Exercise:
Rewrite the material as a numbered list, leaving out blank lines, from its first line through the line holding "key-number-hint: 3 [160, 712, 168, 727]", both included.

--- Begin ---

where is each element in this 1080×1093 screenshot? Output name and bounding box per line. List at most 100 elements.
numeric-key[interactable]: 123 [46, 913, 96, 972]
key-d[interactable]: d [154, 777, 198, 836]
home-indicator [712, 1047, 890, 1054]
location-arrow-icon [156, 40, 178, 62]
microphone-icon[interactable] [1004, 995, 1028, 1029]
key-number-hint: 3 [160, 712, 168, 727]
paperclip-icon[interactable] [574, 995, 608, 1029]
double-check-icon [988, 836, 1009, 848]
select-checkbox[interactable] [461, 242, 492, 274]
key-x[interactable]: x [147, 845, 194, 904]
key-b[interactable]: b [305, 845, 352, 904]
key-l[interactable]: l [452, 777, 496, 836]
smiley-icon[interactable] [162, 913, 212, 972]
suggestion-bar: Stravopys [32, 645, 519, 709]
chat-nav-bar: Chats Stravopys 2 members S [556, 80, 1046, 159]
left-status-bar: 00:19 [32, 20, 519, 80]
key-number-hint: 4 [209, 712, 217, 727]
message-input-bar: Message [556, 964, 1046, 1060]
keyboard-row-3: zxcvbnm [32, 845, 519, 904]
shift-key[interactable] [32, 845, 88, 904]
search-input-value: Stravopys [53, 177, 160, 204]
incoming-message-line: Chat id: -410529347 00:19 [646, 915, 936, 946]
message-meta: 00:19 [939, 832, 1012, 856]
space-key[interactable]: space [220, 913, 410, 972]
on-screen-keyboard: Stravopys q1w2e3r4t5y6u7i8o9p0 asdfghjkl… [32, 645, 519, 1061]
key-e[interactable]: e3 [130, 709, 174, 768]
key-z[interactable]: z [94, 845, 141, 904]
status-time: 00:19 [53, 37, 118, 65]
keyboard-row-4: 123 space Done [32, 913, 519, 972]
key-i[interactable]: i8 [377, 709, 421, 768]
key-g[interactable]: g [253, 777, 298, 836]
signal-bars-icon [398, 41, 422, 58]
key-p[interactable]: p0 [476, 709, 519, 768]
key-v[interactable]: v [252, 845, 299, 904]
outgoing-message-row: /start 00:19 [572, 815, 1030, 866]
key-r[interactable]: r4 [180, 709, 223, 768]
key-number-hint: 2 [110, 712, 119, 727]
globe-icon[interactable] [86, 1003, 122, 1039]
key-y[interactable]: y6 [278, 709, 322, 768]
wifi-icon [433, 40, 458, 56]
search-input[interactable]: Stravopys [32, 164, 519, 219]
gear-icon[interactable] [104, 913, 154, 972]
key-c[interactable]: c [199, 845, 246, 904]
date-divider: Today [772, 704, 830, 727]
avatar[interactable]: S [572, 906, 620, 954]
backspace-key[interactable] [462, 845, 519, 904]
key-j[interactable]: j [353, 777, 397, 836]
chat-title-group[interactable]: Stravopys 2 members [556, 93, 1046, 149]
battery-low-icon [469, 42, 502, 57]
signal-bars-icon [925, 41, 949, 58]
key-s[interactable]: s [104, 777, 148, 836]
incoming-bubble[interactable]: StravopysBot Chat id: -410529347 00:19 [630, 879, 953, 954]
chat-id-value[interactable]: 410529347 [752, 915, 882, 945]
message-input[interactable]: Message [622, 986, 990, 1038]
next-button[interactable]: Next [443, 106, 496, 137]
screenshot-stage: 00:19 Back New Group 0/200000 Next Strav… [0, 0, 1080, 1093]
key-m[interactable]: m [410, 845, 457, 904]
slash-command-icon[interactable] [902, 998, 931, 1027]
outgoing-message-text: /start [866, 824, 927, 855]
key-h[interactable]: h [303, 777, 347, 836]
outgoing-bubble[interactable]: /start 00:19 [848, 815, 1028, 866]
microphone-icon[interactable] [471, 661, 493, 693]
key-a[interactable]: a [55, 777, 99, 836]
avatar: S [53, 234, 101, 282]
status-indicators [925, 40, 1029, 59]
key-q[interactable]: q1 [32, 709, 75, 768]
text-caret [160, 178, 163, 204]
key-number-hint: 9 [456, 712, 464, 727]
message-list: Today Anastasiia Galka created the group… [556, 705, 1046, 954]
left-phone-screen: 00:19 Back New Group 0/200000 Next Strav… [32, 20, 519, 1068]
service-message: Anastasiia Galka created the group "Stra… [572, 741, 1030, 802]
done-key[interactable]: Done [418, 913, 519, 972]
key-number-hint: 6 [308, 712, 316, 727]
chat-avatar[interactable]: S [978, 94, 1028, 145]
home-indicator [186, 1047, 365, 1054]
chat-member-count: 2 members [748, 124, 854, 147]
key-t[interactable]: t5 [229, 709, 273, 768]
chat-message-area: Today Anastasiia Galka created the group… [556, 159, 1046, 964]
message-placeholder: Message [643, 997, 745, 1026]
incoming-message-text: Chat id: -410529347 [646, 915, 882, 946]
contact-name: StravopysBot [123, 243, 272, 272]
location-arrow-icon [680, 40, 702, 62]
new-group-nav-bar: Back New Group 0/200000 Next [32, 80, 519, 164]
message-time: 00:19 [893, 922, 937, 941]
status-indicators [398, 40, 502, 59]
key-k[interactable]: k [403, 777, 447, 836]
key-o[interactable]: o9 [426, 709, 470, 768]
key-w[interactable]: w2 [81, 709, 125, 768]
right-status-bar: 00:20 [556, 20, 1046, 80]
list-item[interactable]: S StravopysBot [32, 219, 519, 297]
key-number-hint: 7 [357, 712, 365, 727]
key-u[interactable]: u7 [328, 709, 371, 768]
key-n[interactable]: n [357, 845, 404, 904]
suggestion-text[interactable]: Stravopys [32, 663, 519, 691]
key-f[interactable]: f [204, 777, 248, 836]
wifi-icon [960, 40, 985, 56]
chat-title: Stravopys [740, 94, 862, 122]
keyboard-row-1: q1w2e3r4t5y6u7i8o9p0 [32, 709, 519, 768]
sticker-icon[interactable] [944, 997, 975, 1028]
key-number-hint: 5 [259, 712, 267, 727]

--- End ---

Problem solution:
1. where is each element in this 1080×1093 screenshot? Output name and bounding box per line. List at most 100 elements.
2. numeric-key[interactable]: 123 [46, 913, 96, 972]
3. key-d[interactable]: d [154, 777, 198, 836]
4. home-indicator [712, 1047, 890, 1054]
5. location-arrow-icon [156, 40, 178, 62]
6. microphone-icon[interactable] [1004, 995, 1028, 1029]
7. key-number-hint: 3 [160, 712, 168, 727]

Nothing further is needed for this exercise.